**AIM OF THE TASK**.
Note how many lines hold the string "周五上午" and give that number without any other words.

********************

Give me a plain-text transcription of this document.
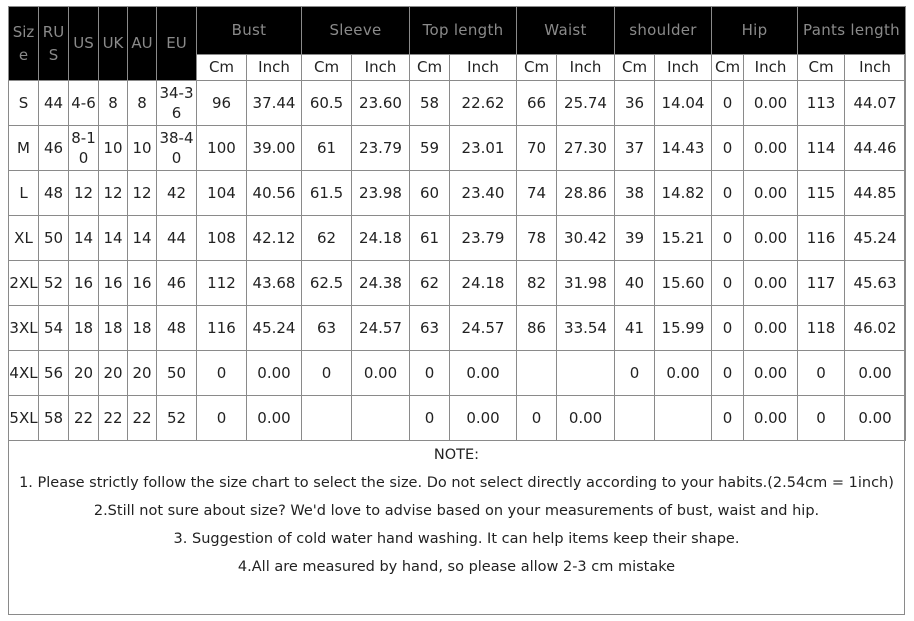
Size	RUS	US	UK	AU	EU	Bust		Sleeve		Top length		Waist		shoulder		Hip		Pants length	
						Cm	Inch	Cm	Inch	Cm	Inch	Cm	Inch	Cm	Inch	Cm	Inch	Cm	Inch
S	44	4-6	8	8	34-36	96	37.44	60.5	23.60	58	22.62	66	25.74	36	14.04	0	0.00	113	44.07
M	46	8-10	10	10	38-40	100	39.00	61	23.79	59	23.01	70	27.30	37	14.43	0	0.00	114	44.46
L	48	12	12	12	42	104	40.56	61.5	23.98	60	23.40	74	28.86	38	14.82	0	0.00	115	44.85
XL	50	14	14	14	44	108	42.12	62	24.18	61	23.79	78	30.42	39	15.21	0	0.00	116	45.24
2XL	52	16	16	16	46	112	43.68	62.5	24.38	62	24.18	82	31.98	40	15.60	0	0.00	117	45.63
3XL	54	18	18	18	48	116	45.24	63	24.57	63	24.57	86	33.54	41	15.99	0	0.00	118	46.02
4XL	56	20	20	20	50	0	0.00	0	0.00	0	0.00			0	0.00	0	0.00	0	0.00
5XL	58	22	22	22	52	0	0.00			0	0.00	0	0.00			0	0.00	0	0.00
NOTE:
1. Please strictly follow the size chart to select the size. Do not select directly according to your habits.(2.54cm = 1inch)
2.Still not sure about size? We'd love to advise based on your measurements of bust, waist and hip.
3. Suggestion of cold water hand washing. It can help items keep their shape.
4.All are measured by hand, so please allow 2-3 cm mistake
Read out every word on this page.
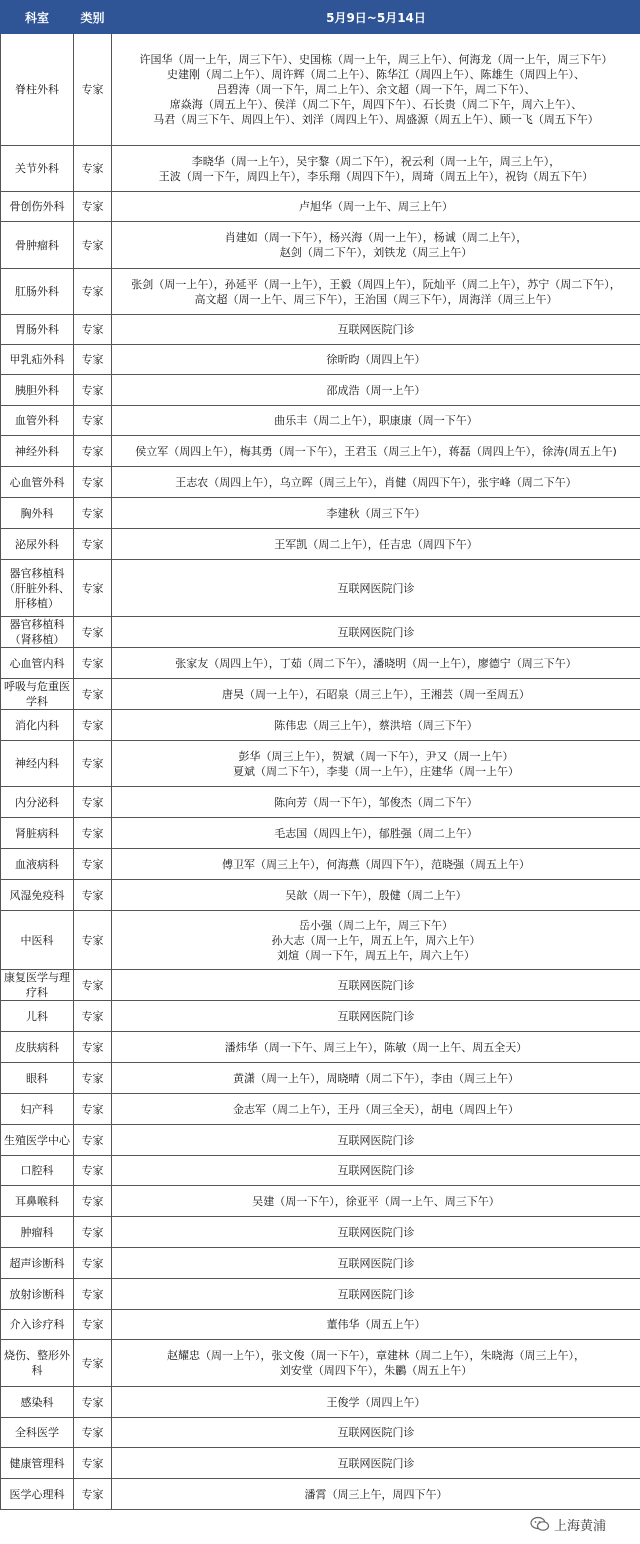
科室	类别	5月9日~5月14日
脊柱外科	专家	许国华（周一上午，周三下午）、史国栋（周一上午，周三上午）、何海龙（周一上午，周三下午）
史建刚（周二上午）、周许辉（周二上午）、陈华江（周四上午）、陈雄生（周四上午）、
吕碧涛（周一下午，周二上午）、余文超（周一下午，周二下午）、
席焱海（周五上午）、侯洋（周二下午，周四下午）、石长贵（周二下午，周六上午）、
马君（周三下午、周四上午）、刘洋（周四上午）、周盛源（周五上午）、顾一飞（周五下午）

关节外科	专家	李晓华（周一上午），吴宇黎（周二下午），祝云利（周一上午，周三上午），
王波（周一下午，周四上午），李乐翔（周四下午），周琦（周五上午），祝钧（周五下午）

骨创伤外科	专家	卢旭华（周一上午、周三上午）

骨肿瘤科	专家	肖建如（周一下午），杨兴海（周一上午），杨诚（周二上午），
赵剑（周二下午），刘铁龙（周三上午）

肛肠外科	专家	张剑（周一上午），孙延平（周一上午），王毅（周四上午），阮灿平（周二上午），苏宁（周二下午），
高文超（周一上午、周三下午），王治国（周三下午），周海洋（周三上午）

胃肠外科	专家	互联网医院门诊

甲乳疝外科	专家	徐昕昀（周四上午）

胰胆外科	专家	邵成浩（周一上午）

血管外科	专家	曲乐丰（周二上午），职康康（周一下午）

神经外科	专家	侯立军（周四上午），梅其勇（周一下午），王君玉（周三上午），蒋磊（周四上午），徐涛(周五上午)

心血管外科	专家	王志农（周四上午），乌立晖（周三上午），肖健（周四下午），张宇峰（周二下午）

胸外科	专家	李建秋（周三下午）

泌尿外科	专家	王军凯（周二上午），任吉忠（周四下午）

器官移植科（肝脏外科、肝移植）	专家	互联网医院门诊

器官移植科（肾移植）	专家	互联网医院门诊

心血管内科	专家	张家友（周四上午），丁茹（周二下午），潘晓明（周一上午），廖德宁（周三下午）

呼吸与危重医学科	专家	唐昊（周一上午），石昭泉（周三上午），王湘芸（周一至周五）

消化内科	专家	陈伟忠（周三上午），蔡洪培（周三下午）

神经内科	专家	彭华（周三上午），贺斌（周一下午），尹又（周一上午）
夏斌（周二下午），李斐（周一上午），庄建华（周一上午）

内分泌科	专家	陈向芳（周一下午），邹俊杰（周二下午）

肾脏病科	专家	毛志国（周四上午），郁胜强（周二上午）

血液病科	专家	傅卫军（周三上午），何海燕（周四下午），范晓强（周五上午）

风湿免疫科	专家	吴歆（周一下午），殷健（周二上午）

中医科	专家	岳小强（周二上午，周三下午）
孙大志（周一上午，周五上午，周六上午）
刘煊（周一下午，周五上午，周六上午）

康复医学与理疗科	专家	互联网医院门诊

儿科	专家	互联网医院门诊

皮肤病科	专家	潘炜华（周一下午、周三上午），陈敏（周一上午、周五全天）

眼科	专家	黄潇（周一上午），周晓晴（周二下午），李由（周三上午）

妇产科	专家	金志军（周二上午），王丹（周三全天），胡电（周四上午）

生殖医学中心	专家	互联网医院门诊

口腔科	专家	互联网医院门诊

耳鼻喉科	专家	吴建（周一下午），徐亚平（周一上午、周三下午）

肿瘤科	专家	互联网医院门诊

超声诊断科	专家	互联网医院门诊

放射诊断科	专家	互联网医院门诊

介入诊疗科	专家	董伟华（周五上午）

烧伤、整形外科	专家	赵耀忠（周一上午），张文俊（周一下午），章建林（周二上午），朱晓海（周三上午），
刘安堂（周四下午），朱鸝（周五上午）

感染科	专家	王俊学（周四上午）

全科医学	专家	互联网医院门诊

健康管理科	专家	互联网医院门诊

医学心理科	专家	潘霄（周三上午，周四下午）
上海黄浦
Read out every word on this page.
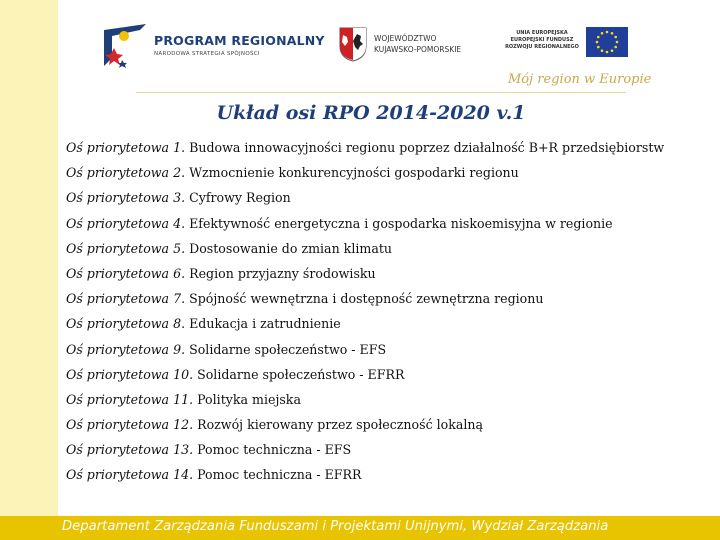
PROGRAM REGIONALNY
NARODOWA STRATEGIA SPÓJNOŚCI
WOJEWÓDZTWO
KUJAWSKO-POMORSKIE
UNIA EUROPEJSKA
EUROPEJSKI FUNDUSZ
ROZWOJU REGIONALNEGO
Mój region w Europie
Układ osi RPO 2014-2020 v.1
Oś priorytetowa 1. Budowa innowacyjności regionu poprzez działalność B+R przedsiębiorstw
Oś priorytetowa 2. Wzmocnienie konkurencyjności gospodarki regionu
Oś priorytetowa 3. Cyfrowy Region
Oś priorytetowa 4. Efektywność energetyczna i gospodarka niskoemisyjna w regionie
Oś priorytetowa 5. Dostosowanie do zmian klimatu
Oś priorytetowa 6. Region przyjazny środowisku
Oś priorytetowa 7. Spójność wewnętrzna i dostępność zewnętrzna regionu
Oś priorytetowa 8. Edukacja i zatrudnienie
Oś priorytetowa 9. Solidarne społeczeństwo - EFS
Oś priorytetowa 10. Solidarne społeczeństwo - EFRR
Oś priorytetowa 11. Polityka miejska
Oś priorytetowa 12. Rozwój kierowany przez społeczność lokalną
Oś priorytetowa 13. Pomoc techniczna - EFS
Oś priorytetowa 14. Pomoc techniczna - EFRR
Departament Zarządzania Funduszami i Projektami Unijnymi, Wydział Zarządzania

********************

**WORKED ANSWER**.
9